(Layout element rows)
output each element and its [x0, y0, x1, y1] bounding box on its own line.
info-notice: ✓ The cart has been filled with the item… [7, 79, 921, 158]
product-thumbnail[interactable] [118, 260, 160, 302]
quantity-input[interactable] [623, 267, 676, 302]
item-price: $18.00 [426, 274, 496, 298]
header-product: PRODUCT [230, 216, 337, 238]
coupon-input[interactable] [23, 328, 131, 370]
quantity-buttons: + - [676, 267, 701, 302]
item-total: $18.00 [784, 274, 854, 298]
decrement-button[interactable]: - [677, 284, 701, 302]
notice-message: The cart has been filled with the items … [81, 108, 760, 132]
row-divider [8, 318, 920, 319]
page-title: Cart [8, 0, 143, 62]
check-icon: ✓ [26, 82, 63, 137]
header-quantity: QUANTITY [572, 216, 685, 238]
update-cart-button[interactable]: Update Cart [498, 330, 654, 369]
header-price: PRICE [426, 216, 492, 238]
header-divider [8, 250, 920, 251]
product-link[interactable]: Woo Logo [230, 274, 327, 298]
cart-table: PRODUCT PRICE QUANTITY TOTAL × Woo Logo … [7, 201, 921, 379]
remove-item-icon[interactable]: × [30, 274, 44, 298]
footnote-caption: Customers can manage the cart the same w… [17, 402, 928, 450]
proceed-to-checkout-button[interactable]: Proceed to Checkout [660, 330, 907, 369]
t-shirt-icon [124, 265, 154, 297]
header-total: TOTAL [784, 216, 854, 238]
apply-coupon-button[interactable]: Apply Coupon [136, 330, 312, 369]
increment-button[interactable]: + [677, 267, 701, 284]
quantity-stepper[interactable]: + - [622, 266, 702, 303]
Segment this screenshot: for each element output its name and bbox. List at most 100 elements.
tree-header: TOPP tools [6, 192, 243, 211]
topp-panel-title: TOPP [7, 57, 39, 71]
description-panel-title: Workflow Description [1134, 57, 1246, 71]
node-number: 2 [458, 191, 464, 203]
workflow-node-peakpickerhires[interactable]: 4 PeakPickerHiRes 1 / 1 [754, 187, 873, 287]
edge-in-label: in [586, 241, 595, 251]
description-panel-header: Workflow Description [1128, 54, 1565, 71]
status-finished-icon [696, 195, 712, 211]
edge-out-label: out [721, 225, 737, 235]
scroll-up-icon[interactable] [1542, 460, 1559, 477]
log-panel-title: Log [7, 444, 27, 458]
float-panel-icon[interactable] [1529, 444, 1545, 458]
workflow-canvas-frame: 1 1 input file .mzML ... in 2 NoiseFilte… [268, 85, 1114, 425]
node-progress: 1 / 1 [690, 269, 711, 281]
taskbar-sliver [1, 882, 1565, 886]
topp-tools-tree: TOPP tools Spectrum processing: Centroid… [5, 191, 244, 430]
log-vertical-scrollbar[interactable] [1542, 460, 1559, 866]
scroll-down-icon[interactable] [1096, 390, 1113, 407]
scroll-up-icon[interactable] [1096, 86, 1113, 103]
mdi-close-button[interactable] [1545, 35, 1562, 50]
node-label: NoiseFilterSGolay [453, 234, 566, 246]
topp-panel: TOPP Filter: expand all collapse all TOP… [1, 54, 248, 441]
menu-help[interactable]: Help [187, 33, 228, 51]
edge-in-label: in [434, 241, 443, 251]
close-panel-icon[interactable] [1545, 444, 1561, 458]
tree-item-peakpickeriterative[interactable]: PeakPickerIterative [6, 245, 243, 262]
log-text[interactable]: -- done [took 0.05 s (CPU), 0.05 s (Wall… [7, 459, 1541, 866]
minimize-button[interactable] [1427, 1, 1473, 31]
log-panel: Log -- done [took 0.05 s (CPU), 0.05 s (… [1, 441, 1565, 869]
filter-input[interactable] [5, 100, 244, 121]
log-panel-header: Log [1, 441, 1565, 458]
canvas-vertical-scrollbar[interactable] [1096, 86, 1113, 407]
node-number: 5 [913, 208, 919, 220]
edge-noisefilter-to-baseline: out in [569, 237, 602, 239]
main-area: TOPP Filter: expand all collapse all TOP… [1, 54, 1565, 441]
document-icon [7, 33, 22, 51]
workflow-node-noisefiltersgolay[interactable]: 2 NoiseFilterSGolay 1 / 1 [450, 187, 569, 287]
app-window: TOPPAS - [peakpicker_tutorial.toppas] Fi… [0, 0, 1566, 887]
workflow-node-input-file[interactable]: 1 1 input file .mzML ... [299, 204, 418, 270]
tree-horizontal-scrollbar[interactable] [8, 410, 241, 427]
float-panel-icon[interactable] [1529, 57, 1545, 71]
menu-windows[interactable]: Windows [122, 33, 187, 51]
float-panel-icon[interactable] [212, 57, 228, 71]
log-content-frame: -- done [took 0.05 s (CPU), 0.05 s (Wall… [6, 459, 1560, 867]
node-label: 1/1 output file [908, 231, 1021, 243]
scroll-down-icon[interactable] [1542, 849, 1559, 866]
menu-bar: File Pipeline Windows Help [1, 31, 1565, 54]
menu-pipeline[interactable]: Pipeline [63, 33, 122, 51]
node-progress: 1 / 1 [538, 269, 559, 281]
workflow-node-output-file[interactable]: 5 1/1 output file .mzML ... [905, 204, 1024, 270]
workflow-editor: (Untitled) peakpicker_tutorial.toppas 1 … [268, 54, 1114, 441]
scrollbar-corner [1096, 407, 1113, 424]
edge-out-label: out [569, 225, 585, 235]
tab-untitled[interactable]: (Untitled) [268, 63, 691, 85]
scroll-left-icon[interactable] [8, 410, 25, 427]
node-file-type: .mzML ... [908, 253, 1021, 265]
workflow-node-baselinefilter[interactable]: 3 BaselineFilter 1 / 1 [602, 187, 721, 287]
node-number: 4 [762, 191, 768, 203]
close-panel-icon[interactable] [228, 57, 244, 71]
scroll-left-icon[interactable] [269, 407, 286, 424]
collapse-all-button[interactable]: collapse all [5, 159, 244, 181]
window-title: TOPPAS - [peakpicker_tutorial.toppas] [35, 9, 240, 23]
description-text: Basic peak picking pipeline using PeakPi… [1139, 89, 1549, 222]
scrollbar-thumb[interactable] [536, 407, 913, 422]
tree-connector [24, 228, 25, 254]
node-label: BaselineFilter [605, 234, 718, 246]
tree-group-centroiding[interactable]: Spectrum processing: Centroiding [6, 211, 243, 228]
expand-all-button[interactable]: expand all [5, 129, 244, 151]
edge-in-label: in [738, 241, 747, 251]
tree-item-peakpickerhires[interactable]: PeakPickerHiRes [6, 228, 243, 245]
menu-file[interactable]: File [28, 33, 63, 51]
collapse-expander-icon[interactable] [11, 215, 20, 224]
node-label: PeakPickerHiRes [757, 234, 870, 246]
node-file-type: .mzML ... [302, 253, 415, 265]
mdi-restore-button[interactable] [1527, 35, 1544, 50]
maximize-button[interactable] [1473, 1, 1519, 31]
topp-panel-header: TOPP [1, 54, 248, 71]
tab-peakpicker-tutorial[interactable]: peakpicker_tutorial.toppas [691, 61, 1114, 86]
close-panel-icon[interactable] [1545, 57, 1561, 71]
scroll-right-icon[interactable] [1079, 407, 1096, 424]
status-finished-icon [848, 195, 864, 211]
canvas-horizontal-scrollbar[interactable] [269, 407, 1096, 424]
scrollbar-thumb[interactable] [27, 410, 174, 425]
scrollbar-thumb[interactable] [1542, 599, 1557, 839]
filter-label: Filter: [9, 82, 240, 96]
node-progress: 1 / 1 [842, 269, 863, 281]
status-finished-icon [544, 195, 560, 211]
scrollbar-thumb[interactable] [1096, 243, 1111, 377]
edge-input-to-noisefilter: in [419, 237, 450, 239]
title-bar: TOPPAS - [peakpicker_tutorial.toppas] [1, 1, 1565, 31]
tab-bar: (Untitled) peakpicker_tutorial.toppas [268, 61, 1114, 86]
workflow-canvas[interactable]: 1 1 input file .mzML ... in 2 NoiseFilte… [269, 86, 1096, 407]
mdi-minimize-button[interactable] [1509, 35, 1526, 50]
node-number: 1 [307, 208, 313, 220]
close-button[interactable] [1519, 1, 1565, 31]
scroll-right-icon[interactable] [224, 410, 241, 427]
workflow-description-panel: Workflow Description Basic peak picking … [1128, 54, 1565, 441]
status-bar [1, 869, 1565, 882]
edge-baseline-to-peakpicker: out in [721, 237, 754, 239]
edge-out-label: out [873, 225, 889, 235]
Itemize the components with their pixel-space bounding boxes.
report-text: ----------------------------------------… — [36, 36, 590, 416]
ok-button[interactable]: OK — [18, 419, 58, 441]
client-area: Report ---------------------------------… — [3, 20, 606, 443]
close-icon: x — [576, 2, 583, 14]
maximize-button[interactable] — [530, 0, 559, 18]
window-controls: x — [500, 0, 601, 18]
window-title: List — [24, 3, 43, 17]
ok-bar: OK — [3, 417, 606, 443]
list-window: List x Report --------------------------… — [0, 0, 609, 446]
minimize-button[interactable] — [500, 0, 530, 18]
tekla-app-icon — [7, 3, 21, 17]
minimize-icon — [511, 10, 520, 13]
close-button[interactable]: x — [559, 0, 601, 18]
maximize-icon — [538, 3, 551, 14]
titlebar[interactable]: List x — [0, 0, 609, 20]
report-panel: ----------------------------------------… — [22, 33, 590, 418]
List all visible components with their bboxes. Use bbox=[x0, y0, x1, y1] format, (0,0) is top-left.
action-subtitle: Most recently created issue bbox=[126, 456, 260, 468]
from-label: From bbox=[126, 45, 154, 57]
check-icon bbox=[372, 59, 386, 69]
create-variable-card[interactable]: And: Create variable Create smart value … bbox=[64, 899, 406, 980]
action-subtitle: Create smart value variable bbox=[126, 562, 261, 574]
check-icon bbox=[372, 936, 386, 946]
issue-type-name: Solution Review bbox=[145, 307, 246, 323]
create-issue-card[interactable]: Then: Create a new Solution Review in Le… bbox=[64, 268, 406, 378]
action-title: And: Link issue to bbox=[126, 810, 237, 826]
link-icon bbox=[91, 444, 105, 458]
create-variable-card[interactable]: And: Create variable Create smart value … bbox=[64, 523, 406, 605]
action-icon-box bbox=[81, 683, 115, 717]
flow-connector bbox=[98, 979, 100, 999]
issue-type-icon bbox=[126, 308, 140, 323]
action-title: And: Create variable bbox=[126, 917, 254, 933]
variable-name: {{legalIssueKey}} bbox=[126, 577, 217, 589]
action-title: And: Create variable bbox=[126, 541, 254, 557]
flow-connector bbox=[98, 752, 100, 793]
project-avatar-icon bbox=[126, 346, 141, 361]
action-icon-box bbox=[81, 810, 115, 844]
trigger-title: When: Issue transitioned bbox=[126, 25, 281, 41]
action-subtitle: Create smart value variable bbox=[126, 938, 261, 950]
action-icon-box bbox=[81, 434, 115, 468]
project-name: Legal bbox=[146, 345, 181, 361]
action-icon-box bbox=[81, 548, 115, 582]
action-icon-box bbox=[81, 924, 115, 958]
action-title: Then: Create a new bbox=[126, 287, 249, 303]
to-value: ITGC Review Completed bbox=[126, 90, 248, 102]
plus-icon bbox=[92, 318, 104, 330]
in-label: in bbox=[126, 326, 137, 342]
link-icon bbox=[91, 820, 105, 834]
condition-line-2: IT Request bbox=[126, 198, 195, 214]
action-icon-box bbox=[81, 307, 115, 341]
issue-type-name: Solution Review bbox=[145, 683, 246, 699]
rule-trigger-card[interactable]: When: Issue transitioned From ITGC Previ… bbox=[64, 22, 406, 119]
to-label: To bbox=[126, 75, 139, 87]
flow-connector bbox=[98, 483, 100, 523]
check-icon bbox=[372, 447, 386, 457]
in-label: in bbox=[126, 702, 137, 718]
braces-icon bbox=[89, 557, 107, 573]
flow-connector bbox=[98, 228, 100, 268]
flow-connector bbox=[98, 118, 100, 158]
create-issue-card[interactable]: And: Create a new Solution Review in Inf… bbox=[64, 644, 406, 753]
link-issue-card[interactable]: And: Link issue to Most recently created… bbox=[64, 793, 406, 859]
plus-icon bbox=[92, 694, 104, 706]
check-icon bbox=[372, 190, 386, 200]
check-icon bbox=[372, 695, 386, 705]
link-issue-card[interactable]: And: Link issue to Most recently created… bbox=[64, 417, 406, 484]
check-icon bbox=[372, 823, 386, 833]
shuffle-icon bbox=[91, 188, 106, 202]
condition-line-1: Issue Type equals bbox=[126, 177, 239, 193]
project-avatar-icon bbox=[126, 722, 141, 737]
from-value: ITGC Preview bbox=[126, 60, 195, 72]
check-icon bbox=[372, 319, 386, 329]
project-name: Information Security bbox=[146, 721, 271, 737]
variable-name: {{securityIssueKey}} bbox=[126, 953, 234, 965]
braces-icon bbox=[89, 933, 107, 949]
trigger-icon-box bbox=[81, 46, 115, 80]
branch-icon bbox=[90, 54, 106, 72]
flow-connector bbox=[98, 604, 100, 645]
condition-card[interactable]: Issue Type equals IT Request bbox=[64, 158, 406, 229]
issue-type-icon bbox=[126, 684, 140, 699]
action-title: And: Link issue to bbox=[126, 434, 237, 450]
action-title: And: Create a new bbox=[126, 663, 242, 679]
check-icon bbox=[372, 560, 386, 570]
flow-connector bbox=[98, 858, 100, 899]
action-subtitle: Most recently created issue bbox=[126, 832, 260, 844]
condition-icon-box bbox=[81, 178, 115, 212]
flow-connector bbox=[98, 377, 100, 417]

What the exercise asks:
Rewrite the rows from the start through the line containing "header-divider [8, 250, 920, 251]", switching "Update Cart" to "Refresh Cart" and leaving everything else as it is.

Solution to this exercise:
output each element and its [x0, y0, x1, y1] bounding box on its own line.
info-notice: ✓ The cart has been filled with the item… [7, 79, 921, 158]
product-thumbnail[interactable] [118, 260, 160, 302]
quantity-input[interactable] [623, 267, 676, 302]
item-price: $18.00 [426, 274, 496, 298]
header-product: PRODUCT [230, 216, 337, 238]
coupon-input[interactable] [23, 328, 131, 370]
quantity-buttons: + - [676, 267, 701, 302]
item-total: $18.00 [784, 274, 854, 298]
decrement-button[interactable]: - [677, 284, 701, 302]
notice-message: The cart has been filled with the items … [81, 108, 760, 132]
row-divider [8, 318, 920, 319]
page-title: Cart [8, 0, 143, 62]
check-icon: ✓ [26, 82, 63, 137]
header-quantity: QUANTITY [572, 216, 685, 238]
update-cart-button[interactable]: Refresh Cart [498, 330, 654, 369]
header-price: PRICE [426, 216, 492, 238]
header-divider [8, 250, 920, 251]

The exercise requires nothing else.